Task to complete — Reproduce the part of the listing below that runs from its first line through the line containing "188, 214, 238]", including both ends.

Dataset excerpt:
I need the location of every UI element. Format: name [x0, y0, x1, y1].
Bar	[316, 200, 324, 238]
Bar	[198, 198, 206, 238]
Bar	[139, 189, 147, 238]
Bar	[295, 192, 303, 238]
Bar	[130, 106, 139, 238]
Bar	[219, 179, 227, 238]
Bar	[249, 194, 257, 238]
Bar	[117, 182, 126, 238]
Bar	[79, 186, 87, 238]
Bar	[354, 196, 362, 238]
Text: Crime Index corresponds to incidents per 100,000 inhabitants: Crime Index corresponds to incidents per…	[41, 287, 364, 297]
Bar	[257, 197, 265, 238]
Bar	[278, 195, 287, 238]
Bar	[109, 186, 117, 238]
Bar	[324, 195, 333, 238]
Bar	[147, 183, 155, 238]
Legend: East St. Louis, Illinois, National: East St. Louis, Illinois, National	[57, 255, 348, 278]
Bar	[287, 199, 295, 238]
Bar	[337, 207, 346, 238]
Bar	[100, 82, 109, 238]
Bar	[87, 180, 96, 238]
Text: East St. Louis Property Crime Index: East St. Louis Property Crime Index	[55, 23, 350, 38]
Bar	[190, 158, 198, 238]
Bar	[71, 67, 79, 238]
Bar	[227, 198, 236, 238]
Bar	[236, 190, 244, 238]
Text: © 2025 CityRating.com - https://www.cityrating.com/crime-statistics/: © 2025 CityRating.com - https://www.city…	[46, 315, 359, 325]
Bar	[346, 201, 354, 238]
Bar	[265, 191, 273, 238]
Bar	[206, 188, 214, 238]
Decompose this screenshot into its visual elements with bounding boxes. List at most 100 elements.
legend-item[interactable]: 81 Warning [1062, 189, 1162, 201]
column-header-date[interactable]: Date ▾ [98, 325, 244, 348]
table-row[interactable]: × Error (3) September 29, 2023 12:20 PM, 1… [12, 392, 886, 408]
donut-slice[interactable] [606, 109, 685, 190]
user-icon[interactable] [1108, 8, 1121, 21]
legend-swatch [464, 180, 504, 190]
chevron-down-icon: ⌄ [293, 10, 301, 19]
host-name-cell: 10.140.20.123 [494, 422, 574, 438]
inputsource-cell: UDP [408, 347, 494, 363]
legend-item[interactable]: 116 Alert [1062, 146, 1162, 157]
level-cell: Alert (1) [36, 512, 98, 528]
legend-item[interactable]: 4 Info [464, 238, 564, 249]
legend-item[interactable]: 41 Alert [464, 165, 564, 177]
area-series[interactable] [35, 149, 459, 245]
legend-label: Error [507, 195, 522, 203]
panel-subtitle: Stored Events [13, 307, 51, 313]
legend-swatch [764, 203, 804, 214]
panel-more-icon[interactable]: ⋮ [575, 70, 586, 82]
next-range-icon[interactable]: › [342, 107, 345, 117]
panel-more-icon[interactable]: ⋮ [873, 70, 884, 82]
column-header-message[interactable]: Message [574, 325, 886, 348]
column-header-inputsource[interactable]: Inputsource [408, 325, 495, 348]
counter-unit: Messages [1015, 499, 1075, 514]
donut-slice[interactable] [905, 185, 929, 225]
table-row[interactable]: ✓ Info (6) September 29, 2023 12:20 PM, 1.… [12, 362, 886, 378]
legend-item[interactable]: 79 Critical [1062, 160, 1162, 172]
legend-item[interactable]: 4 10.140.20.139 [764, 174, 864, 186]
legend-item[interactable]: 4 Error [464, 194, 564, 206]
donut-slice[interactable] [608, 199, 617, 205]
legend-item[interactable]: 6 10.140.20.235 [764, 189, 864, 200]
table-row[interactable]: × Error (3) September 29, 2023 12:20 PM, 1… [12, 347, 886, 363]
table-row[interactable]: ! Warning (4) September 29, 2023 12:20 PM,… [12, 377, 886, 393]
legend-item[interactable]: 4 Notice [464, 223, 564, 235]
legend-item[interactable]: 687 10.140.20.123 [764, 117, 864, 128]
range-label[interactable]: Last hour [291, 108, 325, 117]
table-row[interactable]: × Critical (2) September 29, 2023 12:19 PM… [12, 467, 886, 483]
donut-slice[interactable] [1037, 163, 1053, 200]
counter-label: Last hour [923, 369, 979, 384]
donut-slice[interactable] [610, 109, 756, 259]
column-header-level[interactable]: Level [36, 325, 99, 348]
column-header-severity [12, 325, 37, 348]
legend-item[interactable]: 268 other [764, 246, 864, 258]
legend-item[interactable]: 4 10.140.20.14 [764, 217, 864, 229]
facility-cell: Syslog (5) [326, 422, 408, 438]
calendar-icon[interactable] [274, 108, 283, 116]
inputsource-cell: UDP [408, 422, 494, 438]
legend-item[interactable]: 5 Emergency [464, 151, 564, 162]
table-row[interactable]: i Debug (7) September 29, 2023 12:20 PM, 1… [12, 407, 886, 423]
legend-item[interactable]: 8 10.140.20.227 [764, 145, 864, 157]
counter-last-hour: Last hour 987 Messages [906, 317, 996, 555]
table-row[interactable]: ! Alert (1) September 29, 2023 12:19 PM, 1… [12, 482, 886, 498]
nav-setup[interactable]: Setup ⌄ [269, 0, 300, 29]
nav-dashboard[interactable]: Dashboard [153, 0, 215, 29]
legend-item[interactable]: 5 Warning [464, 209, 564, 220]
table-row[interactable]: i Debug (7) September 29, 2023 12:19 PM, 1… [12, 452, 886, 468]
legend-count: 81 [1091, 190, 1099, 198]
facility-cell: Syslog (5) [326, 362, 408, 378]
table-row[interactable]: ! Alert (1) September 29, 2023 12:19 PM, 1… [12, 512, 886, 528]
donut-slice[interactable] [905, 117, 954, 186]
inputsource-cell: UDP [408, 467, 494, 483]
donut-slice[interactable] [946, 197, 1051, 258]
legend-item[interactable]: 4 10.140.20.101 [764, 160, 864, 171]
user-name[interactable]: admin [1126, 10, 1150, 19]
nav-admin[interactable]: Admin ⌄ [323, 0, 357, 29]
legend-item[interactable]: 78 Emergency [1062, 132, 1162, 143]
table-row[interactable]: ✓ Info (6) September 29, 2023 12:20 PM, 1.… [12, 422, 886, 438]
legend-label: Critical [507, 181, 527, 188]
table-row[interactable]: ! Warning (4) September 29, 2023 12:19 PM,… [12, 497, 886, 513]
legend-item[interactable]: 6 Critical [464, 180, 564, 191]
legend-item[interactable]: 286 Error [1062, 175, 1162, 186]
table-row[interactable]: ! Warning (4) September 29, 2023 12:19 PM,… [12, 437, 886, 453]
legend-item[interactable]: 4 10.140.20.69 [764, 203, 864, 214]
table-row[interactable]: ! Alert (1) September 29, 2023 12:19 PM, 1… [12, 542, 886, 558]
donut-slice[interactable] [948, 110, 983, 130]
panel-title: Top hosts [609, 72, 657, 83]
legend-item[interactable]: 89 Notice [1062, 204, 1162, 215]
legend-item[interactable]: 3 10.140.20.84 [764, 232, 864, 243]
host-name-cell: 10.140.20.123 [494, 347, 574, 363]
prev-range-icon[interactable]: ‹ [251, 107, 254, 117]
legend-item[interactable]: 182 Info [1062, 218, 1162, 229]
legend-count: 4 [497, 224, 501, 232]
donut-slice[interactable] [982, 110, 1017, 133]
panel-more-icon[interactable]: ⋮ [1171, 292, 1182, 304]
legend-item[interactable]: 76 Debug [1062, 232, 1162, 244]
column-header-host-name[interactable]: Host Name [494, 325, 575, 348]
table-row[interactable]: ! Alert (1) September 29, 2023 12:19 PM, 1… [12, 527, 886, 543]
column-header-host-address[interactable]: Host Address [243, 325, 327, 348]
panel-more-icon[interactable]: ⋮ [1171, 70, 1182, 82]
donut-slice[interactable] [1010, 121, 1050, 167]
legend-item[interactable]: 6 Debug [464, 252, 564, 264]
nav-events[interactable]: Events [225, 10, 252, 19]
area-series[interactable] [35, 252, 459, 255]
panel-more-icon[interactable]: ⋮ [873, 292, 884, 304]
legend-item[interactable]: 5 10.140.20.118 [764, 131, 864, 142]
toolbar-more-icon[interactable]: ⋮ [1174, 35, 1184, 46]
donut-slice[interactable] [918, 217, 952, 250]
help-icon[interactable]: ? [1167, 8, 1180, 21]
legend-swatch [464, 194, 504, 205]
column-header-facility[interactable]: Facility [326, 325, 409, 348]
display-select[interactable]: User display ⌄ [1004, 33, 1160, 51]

Reply —
I need the location of every UI element. Format: name [x0, y0, x1, y1].
Bar	[316, 200, 324, 238]
Bar	[198, 198, 206, 238]
Bar	[139, 189, 147, 238]
Bar	[295, 192, 303, 238]
Bar	[130, 106, 139, 238]
Bar	[219, 179, 227, 238]
Bar	[249, 194, 257, 238]
Bar	[117, 182, 126, 238]
Bar	[79, 186, 87, 238]
Bar	[354, 196, 362, 238]
Text: Crime Index corresponds to incidents per 100,000 inhabitants: Crime Index corresponds to incidents per…	[41, 287, 364, 297]
Bar	[257, 197, 265, 238]
Bar	[278, 195, 287, 238]
Bar	[109, 186, 117, 238]
Bar	[324, 195, 333, 238]
Bar	[147, 183, 155, 238]
Legend: East St. Louis, Illinois, National: East St. Louis, Illinois, National	[57, 255, 348, 278]
Bar	[287, 199, 295, 238]
Bar	[337, 207, 346, 238]
Bar	[100, 82, 109, 238]
Bar	[87, 180, 96, 238]
Text: East St. Louis Property Crime Index: East St. Louis Property Crime Index	[55, 23, 350, 38]
Bar	[190, 158, 198, 238]
Bar	[71, 67, 79, 238]
Bar	[227, 198, 236, 238]
Bar	[236, 190, 244, 238]
Text: © 2025 CityRating.com - https://www.cityrating.com/crime-statistics/: © 2025 CityRating.com - https://www.city…	[46, 315, 359, 325]
Bar	[346, 201, 354, 238]
Bar	[265, 191, 273, 238]
Bar	[206, 188, 214, 238]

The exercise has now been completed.